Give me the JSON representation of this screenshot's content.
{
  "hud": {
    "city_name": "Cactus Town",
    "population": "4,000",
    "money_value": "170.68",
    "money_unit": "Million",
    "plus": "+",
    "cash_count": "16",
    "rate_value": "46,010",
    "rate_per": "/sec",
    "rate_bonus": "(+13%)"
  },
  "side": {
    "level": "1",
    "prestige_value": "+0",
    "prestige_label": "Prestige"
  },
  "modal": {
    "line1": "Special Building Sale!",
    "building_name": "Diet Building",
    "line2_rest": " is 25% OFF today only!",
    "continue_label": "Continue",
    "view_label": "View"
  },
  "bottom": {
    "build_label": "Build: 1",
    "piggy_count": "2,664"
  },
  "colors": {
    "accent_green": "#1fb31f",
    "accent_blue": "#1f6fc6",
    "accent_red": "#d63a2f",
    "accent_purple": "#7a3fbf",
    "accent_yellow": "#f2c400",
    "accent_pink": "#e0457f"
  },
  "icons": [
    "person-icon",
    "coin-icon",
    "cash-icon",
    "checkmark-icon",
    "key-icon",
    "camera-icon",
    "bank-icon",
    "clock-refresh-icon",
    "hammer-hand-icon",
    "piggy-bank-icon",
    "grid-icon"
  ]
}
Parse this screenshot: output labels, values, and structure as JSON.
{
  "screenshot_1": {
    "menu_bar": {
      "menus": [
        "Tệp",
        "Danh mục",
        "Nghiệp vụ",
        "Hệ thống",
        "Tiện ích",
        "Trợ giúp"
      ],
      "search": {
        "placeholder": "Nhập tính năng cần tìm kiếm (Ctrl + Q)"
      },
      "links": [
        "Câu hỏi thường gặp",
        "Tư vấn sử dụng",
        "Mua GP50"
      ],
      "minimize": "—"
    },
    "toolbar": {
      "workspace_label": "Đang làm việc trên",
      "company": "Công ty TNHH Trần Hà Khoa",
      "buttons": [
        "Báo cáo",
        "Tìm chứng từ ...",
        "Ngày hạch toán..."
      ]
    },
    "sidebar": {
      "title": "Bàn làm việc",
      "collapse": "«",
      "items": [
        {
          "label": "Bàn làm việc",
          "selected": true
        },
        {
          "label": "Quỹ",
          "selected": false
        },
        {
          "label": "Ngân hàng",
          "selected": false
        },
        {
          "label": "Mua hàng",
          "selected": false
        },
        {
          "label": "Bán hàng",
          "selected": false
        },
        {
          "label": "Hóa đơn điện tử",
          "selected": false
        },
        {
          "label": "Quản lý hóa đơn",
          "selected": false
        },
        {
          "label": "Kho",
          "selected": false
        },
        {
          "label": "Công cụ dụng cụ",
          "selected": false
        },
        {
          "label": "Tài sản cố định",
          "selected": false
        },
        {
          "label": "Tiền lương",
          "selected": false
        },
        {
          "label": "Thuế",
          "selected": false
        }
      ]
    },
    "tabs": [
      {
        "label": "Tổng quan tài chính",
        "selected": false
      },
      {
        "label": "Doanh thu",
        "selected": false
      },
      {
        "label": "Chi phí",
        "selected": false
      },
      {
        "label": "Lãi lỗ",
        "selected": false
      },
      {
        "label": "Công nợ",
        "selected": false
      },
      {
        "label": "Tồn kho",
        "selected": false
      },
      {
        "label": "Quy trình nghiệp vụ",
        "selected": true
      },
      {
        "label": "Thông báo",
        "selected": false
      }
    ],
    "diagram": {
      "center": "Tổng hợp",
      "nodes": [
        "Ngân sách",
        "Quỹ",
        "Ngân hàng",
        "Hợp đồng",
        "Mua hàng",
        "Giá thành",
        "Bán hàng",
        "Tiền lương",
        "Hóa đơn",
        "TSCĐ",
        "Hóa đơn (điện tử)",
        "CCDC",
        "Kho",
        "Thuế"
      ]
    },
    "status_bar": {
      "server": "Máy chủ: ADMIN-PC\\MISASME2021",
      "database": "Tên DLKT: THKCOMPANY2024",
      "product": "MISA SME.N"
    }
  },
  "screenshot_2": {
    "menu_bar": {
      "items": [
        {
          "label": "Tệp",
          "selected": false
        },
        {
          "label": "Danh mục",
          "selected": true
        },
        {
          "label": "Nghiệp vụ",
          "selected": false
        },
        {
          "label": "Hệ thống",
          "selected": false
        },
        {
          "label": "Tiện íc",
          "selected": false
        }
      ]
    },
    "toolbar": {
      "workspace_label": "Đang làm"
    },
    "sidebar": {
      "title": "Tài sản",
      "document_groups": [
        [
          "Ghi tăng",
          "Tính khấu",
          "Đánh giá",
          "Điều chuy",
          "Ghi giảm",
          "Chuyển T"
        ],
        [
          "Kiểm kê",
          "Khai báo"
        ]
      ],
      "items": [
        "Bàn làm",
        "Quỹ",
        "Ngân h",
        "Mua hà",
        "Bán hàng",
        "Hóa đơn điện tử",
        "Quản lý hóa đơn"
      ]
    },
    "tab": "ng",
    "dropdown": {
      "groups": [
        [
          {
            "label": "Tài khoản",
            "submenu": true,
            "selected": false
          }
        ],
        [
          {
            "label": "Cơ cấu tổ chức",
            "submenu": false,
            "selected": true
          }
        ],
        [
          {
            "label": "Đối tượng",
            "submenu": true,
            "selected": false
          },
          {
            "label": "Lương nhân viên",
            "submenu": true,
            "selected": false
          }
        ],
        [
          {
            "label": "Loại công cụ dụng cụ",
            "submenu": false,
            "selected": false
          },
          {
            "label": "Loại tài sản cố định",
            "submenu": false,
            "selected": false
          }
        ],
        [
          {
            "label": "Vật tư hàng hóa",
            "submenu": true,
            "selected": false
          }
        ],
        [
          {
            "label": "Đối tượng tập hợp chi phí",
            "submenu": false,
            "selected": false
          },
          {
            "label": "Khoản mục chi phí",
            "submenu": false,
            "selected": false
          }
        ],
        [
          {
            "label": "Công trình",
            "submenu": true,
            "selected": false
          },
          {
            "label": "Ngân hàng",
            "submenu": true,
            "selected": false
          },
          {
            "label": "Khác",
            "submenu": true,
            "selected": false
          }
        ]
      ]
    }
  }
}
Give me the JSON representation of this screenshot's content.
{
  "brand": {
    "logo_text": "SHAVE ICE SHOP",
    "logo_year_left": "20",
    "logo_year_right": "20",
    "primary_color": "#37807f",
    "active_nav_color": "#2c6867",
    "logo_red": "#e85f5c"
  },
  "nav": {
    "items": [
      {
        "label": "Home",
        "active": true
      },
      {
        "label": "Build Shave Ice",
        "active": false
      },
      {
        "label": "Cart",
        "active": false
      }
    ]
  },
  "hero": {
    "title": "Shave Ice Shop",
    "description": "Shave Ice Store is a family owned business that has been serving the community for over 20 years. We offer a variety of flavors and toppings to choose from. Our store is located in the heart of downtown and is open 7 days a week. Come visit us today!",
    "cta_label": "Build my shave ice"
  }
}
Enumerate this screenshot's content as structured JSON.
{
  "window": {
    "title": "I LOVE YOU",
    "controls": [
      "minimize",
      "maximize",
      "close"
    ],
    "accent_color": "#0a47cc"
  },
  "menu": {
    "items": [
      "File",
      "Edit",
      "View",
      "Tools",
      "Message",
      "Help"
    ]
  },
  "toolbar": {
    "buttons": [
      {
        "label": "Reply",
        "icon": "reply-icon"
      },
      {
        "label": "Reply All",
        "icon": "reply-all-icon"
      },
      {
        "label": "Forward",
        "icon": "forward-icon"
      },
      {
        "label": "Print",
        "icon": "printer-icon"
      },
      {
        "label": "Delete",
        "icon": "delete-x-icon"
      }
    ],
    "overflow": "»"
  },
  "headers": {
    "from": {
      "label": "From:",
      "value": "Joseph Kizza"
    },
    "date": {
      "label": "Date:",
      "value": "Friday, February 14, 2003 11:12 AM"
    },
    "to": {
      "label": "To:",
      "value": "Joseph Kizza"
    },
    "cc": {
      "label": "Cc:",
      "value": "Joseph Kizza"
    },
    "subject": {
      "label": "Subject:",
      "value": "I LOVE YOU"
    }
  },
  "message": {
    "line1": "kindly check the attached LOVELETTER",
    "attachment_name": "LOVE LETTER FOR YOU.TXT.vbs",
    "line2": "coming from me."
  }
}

+ + +

## Directive
Copy all the lines above that hold the string "dụng".

## Answer
        "Tư vấn sử dụng",
          "label": "Công cụ dụng cụ",
            "label": "Loại công cụ dụng cụ",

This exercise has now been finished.